THE TASK: Find the string "предоставлении" and gather every line that holds it.

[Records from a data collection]

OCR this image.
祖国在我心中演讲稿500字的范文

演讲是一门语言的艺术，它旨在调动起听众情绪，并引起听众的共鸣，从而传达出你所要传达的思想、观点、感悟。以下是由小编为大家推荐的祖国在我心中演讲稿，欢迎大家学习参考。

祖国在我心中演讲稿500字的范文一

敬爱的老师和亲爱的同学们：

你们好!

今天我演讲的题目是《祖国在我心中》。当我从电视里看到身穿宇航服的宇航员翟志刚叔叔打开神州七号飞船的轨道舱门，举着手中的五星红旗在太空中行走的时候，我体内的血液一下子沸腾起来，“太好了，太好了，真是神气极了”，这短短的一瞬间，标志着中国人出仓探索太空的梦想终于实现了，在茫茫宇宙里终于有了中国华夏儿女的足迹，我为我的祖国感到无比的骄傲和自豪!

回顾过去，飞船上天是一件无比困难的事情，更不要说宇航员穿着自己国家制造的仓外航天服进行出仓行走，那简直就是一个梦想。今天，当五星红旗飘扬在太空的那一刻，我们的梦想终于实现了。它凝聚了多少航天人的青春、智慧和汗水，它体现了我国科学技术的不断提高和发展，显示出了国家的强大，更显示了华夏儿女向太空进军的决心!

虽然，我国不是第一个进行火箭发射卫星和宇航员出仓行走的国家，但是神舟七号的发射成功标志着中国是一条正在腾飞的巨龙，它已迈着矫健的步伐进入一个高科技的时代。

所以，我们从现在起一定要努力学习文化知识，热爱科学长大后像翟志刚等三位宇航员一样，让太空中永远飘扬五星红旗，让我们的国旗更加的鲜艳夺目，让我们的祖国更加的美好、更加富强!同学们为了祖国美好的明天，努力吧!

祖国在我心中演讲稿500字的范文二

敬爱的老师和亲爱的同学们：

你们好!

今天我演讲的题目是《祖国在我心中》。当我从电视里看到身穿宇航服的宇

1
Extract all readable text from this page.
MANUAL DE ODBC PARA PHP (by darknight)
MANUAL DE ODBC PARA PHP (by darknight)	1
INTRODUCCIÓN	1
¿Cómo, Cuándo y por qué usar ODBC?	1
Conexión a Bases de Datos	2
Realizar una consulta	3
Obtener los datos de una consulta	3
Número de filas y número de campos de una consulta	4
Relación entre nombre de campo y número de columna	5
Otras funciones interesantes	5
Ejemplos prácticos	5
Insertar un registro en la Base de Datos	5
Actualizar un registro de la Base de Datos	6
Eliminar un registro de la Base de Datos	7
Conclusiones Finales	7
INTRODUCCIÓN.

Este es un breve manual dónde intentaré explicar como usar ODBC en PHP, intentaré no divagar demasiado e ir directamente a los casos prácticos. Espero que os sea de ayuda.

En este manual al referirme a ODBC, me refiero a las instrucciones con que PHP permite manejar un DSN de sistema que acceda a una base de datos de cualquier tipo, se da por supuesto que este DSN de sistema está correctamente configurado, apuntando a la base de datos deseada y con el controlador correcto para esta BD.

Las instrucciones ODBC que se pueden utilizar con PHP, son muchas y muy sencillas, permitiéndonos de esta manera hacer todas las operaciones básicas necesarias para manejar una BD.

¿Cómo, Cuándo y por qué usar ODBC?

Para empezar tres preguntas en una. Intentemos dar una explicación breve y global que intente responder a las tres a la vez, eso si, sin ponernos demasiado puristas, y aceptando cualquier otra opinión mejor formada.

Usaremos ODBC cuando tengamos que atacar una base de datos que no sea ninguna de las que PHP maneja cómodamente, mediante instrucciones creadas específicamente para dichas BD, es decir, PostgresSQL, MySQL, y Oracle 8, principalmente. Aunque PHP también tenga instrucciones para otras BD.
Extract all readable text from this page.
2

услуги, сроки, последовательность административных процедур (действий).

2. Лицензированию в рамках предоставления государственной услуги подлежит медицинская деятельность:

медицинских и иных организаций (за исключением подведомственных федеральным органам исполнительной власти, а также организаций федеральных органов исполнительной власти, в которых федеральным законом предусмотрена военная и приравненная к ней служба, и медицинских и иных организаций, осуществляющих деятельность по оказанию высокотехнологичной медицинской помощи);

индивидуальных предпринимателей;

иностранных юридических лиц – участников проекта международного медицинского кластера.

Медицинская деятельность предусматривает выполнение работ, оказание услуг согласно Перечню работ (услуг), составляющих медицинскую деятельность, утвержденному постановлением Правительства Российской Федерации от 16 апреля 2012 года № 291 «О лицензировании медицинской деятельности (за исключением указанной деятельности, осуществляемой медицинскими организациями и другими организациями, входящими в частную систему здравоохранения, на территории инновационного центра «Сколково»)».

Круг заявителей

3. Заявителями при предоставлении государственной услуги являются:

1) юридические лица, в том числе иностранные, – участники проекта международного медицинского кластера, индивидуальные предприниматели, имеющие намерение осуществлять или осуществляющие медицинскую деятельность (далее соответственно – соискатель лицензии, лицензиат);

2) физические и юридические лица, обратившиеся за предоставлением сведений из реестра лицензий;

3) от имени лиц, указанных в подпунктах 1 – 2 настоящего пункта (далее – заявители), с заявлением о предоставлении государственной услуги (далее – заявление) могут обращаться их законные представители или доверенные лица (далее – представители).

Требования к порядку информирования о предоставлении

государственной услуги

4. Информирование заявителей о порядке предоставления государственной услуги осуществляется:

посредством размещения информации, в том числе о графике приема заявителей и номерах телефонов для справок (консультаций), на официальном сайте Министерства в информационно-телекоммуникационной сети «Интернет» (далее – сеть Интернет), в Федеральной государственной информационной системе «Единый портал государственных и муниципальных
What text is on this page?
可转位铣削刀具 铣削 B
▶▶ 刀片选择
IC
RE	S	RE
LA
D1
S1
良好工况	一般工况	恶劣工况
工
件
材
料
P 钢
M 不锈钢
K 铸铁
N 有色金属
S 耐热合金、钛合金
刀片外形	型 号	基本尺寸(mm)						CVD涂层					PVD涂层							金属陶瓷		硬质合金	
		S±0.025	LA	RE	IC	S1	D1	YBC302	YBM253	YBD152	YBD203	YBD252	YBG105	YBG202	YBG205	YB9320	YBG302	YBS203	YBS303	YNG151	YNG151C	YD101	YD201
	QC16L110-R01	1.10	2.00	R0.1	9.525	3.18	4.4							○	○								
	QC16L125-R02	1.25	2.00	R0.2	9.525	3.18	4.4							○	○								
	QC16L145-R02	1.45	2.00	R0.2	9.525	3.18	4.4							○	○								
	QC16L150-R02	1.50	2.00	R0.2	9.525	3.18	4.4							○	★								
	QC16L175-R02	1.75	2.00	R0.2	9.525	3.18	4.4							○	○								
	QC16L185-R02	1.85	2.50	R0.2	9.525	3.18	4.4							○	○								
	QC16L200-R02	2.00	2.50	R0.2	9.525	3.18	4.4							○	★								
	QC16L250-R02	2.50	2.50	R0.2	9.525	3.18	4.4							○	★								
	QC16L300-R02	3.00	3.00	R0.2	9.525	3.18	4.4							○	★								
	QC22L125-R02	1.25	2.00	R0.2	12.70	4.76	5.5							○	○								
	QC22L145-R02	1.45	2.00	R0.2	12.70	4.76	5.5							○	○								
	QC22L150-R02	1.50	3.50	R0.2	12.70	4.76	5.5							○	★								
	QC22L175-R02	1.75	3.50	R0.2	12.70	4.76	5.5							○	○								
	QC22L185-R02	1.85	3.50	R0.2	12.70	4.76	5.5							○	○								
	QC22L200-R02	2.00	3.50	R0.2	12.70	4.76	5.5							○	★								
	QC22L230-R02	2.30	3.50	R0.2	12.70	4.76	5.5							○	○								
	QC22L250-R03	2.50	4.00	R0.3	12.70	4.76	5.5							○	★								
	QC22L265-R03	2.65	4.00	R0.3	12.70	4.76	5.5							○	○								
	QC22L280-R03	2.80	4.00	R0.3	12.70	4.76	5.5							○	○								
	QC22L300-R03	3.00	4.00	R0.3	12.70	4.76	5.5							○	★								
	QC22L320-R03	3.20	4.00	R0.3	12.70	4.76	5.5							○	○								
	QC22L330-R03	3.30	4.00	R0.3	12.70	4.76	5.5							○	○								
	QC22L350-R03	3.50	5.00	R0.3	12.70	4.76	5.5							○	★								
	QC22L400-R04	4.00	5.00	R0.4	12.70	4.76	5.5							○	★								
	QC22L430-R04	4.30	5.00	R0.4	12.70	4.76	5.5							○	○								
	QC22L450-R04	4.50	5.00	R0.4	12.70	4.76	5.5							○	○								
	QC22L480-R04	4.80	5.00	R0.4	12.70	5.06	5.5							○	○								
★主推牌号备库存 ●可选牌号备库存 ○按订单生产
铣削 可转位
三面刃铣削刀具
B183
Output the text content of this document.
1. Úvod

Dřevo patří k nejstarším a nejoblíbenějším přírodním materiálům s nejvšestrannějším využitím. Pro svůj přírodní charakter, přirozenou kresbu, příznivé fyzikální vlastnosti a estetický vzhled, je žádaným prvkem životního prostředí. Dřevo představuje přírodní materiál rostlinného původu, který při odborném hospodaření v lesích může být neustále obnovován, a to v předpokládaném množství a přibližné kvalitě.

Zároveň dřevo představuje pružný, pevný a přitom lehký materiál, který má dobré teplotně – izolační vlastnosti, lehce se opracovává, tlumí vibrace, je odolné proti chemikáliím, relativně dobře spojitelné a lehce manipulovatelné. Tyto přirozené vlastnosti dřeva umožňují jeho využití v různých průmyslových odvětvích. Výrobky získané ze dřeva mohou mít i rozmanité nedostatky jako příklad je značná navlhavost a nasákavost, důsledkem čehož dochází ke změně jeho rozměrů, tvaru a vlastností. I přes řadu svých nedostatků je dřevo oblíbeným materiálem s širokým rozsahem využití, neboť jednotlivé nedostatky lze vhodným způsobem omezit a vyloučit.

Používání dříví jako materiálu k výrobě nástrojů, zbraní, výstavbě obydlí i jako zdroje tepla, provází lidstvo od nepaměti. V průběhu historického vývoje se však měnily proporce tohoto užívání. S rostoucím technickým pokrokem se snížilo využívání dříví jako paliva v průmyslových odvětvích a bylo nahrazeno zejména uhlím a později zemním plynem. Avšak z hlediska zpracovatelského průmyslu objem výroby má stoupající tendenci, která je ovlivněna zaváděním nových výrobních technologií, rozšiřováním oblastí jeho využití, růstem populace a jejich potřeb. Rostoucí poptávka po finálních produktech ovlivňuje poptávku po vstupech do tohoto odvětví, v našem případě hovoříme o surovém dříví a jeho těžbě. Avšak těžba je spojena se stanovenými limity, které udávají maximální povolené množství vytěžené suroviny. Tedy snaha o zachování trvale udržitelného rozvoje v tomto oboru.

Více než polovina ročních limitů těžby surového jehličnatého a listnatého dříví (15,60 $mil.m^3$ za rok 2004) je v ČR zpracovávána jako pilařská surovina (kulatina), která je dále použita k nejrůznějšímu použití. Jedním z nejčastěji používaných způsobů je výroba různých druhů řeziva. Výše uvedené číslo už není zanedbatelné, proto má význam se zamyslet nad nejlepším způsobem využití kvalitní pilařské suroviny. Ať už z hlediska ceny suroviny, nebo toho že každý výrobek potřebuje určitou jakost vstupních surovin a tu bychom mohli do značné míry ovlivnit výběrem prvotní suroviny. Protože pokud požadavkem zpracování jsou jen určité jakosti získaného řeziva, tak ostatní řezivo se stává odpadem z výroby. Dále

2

TASK RESULT:
3. Заявителями при предоставлении государственной услуги являются:
3) от имени лиц, указанных в подпунктах 1 – 2 настоящего пункта (далее – заявители), с заявлением о предоставлении государственной услуги (далее – заявление) могут обращаться их законные представители или доверенные лица (далее – представители).
Требования к порядку информирования о предоставлении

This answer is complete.